__What is expected__: Exactly repeat the material, dropping every picture from the copy.

Collected data:
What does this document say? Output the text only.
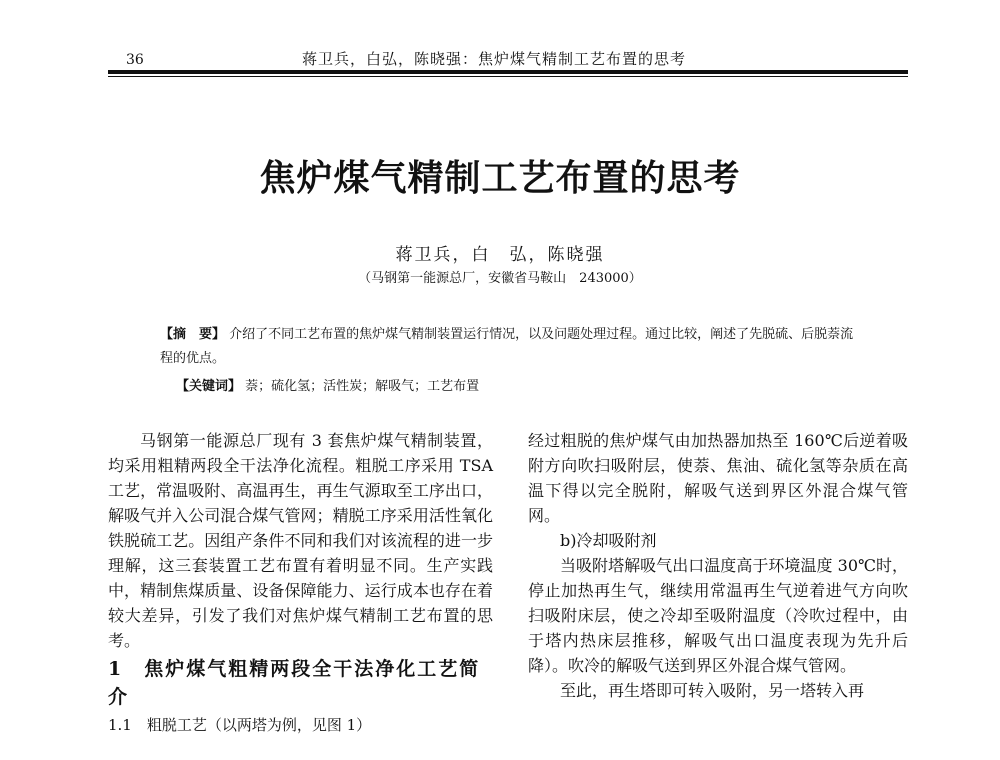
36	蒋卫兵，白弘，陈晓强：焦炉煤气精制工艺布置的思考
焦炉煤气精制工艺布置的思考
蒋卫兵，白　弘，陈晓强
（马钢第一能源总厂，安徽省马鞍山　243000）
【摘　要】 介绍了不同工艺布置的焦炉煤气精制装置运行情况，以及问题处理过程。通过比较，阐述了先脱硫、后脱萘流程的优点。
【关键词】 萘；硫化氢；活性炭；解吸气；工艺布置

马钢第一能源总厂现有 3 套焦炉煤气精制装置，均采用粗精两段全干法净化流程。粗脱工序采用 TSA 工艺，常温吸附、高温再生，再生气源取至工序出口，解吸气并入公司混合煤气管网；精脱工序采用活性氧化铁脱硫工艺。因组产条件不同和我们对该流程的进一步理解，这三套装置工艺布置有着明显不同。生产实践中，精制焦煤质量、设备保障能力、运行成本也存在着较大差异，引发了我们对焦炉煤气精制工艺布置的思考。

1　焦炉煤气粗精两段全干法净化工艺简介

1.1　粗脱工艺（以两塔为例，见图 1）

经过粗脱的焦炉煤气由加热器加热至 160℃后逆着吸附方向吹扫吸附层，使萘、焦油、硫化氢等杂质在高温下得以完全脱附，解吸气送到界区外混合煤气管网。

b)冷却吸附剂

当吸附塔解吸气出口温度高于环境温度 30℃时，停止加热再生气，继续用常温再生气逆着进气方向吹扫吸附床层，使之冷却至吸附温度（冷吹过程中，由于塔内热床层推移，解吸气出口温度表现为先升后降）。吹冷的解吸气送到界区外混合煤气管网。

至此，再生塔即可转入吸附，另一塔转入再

__Solution to the exercise__:
What does this document say? Output the text only.
36	蒋卫兵，白弘，陈晓强：焦炉煤气精制工艺布置的思考
焦炉煤气精制工艺布置的思考
蒋卫兵，白　弘，陈晓强
（马钢第一能源总厂，安徽省马鞍山　243000）
【摘　要】 介绍了不同工艺布置的焦炉煤气精制装置运行情况，以及问题处理过程。通过比较，阐述了先脱硫、后脱萘流程的优点。
【关键词】 萘；硫化氢；活性炭；解吸气；工艺布置

马钢第一能源总厂现有 3 套焦炉煤气精制装置，均采用粗精两段全干法净化流程。粗脱工序采用 TSA 工艺，常温吸附、高温再生，再生气源取至工序出口，解吸气并入公司混合煤气管网；精脱工序采用活性氧化铁脱硫工艺。因组产条件不同和我们对该流程的进一步理解，这三套装置工艺布置有着明显不同。生产实践中，精制焦煤质量、设备保障能力、运行成本也存在着较大差异，引发了我们对焦炉煤气精制工艺布置的思考。

1　焦炉煤气粗精两段全干法净化工艺简介

1.1　粗脱工艺（以两塔为例，见图 1）

经过粗脱的焦炉煤气由加热器加热至 160℃后逆着吸附方向吹扫吸附层，使萘、焦油、硫化氢等杂质在高温下得以完全脱附，解吸气送到界区外混合煤气管网。

b)冷却吸附剂

当吸附塔解吸气出口温度高于环境温度 30℃时，停止加热再生气，继续用常温再生气逆着进气方向吹扫吸附床层，使之冷却至吸附温度（冷吹过程中，由于塔内热床层推移，解吸气出口温度表现为先升后降）。吹冷的解吸气送到界区外混合煤气管网。

至此，再生塔即可转入吸附，另一塔转入再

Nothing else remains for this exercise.